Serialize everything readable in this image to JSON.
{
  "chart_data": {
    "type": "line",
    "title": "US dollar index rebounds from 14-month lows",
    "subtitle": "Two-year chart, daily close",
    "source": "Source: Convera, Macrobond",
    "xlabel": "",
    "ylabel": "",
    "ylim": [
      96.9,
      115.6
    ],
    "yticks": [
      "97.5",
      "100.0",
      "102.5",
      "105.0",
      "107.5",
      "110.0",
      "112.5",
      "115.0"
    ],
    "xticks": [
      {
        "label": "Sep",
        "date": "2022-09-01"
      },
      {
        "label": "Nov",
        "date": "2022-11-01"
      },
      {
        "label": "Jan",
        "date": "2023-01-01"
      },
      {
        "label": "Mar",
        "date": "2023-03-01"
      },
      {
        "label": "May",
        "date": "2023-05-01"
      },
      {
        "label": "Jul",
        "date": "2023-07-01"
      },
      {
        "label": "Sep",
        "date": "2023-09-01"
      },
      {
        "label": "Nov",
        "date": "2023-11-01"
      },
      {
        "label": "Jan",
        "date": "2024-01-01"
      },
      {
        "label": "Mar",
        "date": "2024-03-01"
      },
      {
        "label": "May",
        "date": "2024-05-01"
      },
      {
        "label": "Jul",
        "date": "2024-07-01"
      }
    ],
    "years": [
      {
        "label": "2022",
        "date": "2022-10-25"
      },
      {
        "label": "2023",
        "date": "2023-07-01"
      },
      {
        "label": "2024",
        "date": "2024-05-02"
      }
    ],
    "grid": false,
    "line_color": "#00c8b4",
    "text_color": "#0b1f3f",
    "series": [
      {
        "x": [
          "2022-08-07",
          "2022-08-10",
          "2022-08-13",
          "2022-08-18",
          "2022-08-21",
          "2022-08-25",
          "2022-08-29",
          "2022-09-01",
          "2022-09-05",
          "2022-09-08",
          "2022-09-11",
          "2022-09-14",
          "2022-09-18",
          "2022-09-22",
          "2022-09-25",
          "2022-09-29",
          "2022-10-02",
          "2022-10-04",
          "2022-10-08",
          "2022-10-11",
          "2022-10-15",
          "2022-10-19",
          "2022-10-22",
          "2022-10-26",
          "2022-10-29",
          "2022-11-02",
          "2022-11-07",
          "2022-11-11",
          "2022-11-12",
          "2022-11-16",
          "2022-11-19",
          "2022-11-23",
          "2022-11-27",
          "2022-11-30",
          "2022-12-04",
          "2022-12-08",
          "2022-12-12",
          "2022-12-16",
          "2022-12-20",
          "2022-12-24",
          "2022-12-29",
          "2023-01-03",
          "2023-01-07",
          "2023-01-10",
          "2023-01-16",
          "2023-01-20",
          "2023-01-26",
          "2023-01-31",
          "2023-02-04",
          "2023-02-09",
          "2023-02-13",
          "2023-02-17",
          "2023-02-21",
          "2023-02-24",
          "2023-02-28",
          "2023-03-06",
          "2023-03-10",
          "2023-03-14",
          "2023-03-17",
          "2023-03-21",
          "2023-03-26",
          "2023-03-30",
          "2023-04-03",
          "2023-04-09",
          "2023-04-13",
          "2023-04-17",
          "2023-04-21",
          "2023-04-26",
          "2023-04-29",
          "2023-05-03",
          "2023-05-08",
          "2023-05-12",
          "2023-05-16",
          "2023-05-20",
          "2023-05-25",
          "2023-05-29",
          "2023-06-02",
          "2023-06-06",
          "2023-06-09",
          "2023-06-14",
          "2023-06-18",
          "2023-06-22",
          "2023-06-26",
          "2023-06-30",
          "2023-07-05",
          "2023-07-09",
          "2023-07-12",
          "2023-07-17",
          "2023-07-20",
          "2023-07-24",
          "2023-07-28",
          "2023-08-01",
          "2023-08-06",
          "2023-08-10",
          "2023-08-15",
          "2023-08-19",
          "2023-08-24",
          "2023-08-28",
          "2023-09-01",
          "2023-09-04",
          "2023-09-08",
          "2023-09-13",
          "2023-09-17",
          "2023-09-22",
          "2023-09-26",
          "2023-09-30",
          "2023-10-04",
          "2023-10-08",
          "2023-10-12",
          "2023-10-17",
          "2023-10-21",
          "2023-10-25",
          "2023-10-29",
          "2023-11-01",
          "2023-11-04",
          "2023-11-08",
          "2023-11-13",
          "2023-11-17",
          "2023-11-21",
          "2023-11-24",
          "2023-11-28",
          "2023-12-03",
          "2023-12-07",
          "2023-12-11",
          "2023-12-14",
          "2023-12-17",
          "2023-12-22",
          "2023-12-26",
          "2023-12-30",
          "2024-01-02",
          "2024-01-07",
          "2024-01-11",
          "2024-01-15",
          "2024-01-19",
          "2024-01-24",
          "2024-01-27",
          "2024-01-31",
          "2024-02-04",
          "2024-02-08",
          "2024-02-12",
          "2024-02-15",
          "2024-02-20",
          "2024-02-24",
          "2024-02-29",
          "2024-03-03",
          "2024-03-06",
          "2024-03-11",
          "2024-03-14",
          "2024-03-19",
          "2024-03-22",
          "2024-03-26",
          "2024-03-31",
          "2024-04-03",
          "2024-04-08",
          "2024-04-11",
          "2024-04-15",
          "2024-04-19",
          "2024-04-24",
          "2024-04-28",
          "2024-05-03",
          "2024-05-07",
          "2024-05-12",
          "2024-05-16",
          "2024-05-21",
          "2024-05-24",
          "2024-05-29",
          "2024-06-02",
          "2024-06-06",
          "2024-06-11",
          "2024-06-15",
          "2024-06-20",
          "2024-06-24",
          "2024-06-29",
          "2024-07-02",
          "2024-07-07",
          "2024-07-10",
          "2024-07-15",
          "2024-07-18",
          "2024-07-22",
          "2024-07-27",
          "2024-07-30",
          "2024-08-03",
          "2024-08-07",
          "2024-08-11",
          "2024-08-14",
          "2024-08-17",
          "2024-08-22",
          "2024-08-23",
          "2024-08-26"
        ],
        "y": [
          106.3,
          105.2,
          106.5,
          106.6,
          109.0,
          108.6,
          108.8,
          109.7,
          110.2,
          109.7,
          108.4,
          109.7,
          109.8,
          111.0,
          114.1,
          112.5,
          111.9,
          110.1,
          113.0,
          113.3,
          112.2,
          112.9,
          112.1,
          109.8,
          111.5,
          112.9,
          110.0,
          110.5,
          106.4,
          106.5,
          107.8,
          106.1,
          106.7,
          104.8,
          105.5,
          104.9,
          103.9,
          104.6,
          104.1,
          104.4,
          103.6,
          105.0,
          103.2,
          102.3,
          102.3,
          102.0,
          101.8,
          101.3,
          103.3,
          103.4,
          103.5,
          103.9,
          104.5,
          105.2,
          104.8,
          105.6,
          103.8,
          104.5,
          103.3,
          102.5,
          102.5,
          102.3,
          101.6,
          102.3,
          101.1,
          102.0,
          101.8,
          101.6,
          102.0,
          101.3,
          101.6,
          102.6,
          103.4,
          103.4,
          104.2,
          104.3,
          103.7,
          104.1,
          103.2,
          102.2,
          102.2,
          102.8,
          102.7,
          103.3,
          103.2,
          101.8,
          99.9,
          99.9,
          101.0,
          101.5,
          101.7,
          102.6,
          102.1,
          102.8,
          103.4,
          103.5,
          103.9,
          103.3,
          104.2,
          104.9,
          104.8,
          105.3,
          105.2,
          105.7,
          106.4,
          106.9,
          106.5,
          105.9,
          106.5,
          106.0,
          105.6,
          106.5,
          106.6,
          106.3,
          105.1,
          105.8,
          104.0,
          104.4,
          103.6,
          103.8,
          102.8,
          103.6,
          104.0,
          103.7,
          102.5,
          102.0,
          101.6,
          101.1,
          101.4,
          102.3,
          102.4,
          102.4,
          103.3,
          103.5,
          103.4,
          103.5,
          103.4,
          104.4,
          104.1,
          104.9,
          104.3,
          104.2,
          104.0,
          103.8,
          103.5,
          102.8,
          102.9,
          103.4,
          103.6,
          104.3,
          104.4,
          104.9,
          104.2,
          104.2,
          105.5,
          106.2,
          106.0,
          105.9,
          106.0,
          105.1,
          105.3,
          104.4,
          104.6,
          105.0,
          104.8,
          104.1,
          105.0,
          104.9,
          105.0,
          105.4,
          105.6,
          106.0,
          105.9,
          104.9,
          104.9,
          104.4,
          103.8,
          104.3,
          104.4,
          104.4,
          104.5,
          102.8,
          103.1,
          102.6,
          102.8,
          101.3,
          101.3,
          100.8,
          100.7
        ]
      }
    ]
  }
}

• • • •

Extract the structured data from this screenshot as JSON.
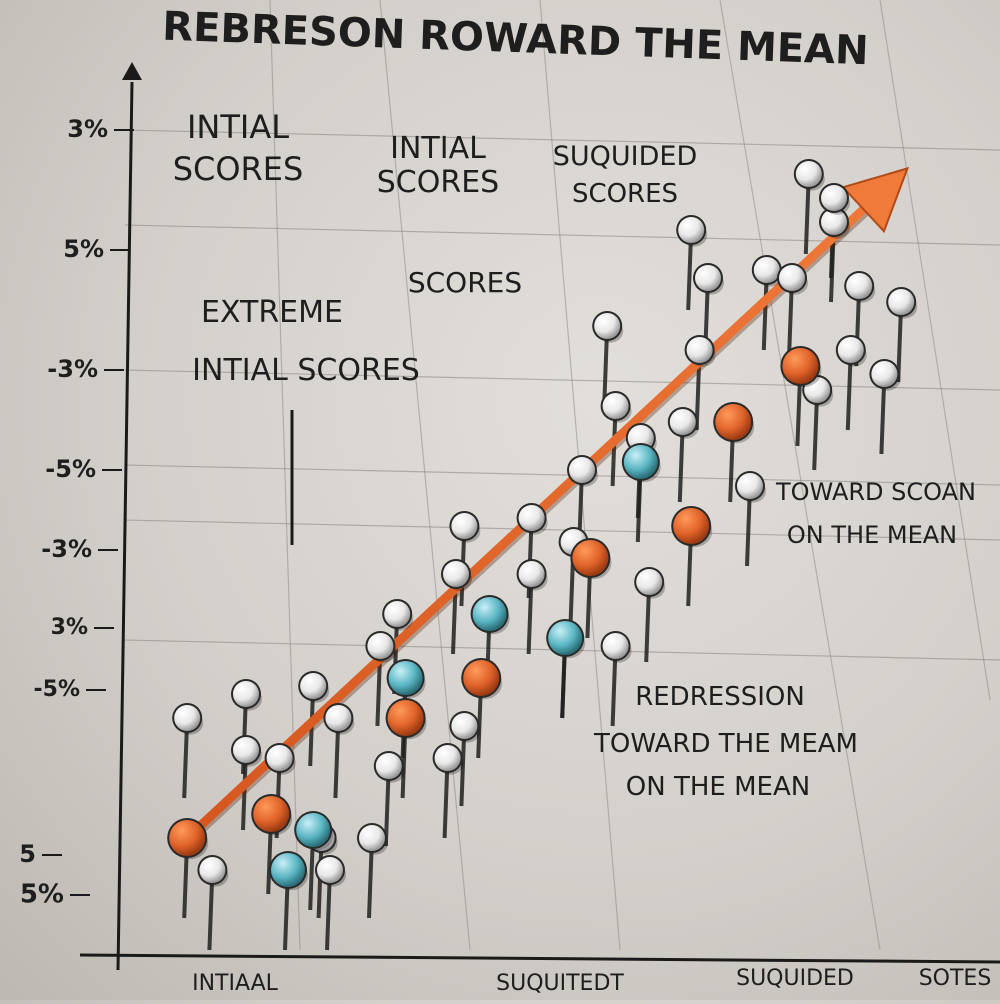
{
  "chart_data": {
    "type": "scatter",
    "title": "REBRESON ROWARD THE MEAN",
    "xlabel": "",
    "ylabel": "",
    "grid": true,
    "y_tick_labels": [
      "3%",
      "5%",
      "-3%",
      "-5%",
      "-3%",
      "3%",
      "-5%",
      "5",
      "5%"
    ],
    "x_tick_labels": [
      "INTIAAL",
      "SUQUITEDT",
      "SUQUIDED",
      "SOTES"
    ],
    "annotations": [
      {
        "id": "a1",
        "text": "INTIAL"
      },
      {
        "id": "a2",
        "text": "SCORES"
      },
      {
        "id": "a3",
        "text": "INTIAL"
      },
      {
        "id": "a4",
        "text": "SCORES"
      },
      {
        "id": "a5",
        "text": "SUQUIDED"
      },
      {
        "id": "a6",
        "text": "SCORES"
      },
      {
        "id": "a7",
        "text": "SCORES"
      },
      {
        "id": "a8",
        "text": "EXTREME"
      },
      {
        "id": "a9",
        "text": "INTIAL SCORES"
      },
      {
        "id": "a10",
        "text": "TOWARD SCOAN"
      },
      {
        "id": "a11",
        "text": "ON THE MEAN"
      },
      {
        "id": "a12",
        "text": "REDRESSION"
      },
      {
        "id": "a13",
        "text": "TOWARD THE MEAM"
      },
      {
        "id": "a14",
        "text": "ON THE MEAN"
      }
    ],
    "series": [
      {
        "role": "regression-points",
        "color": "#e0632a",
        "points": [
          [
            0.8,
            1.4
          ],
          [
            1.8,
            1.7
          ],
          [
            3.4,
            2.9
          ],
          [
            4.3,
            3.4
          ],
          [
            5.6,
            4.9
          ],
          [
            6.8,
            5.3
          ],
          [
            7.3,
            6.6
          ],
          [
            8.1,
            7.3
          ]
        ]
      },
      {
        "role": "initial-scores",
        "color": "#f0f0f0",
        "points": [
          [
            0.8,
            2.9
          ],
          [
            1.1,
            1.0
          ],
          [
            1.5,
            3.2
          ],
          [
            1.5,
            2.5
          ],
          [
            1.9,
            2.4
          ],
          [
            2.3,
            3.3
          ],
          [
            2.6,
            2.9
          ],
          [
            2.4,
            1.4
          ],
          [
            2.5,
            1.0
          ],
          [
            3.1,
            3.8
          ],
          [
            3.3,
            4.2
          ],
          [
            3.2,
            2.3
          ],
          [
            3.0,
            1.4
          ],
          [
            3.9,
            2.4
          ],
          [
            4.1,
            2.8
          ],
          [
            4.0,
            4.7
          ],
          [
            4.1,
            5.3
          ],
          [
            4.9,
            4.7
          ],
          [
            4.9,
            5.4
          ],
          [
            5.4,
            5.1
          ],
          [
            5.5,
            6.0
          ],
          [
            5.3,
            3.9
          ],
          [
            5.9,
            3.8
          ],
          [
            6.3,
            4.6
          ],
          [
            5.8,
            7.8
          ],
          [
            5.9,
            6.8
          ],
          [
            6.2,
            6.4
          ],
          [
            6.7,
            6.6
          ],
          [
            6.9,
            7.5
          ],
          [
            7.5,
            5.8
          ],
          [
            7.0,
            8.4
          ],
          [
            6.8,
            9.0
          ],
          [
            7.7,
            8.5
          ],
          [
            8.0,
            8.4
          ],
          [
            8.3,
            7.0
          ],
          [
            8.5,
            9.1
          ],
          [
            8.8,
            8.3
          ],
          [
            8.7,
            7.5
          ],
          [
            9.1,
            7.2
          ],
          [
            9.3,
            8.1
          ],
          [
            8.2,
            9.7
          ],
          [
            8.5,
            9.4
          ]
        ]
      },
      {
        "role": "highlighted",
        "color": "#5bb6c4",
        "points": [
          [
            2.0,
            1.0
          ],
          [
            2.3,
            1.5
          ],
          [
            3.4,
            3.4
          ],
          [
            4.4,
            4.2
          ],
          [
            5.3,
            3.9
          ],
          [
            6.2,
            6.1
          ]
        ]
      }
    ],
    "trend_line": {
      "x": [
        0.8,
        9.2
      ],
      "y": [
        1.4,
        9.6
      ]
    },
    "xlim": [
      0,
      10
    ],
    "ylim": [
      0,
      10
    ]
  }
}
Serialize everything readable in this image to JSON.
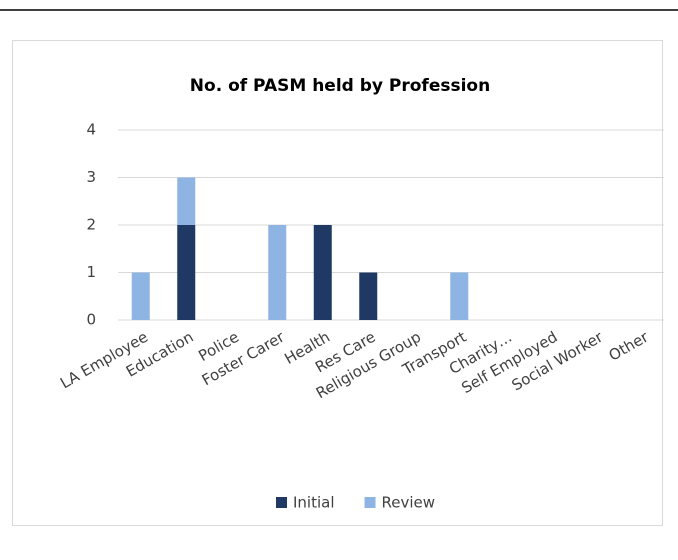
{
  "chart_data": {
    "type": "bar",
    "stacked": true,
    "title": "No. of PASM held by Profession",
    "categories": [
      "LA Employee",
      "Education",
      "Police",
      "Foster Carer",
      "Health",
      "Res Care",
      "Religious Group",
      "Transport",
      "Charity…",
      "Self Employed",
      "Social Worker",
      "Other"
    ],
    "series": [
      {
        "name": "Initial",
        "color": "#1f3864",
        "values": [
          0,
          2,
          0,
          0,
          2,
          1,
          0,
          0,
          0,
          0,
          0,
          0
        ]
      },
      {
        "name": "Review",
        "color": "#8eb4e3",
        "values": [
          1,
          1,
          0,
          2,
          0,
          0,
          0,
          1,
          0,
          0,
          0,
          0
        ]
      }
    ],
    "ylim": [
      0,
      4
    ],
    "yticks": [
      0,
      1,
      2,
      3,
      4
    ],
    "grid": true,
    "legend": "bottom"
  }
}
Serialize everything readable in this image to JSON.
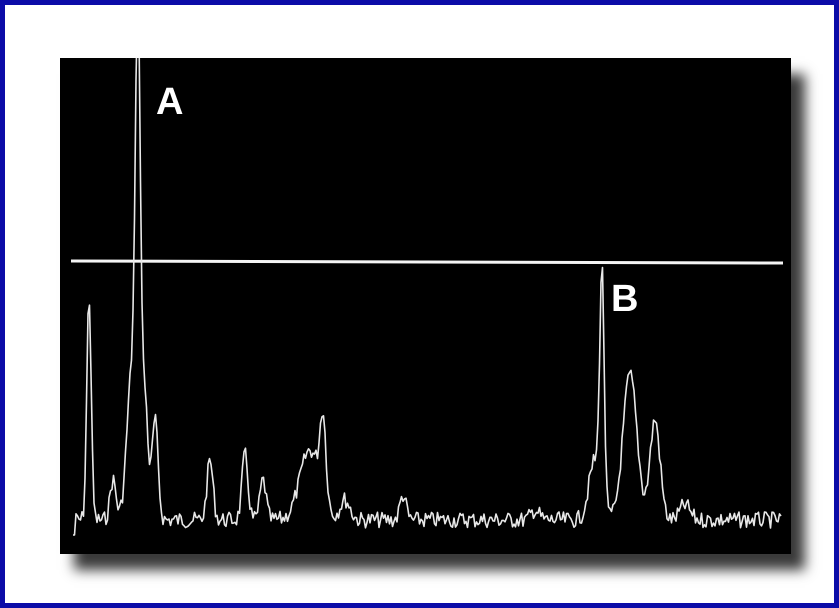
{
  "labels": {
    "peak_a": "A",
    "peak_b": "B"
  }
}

• • • •

In the material above, find each line that contains the word "role", and select it.

## [PROBLEM SOLUTION]
        "role": "regression-points",
        "role": "initial-scores",
        "role": "highlighted",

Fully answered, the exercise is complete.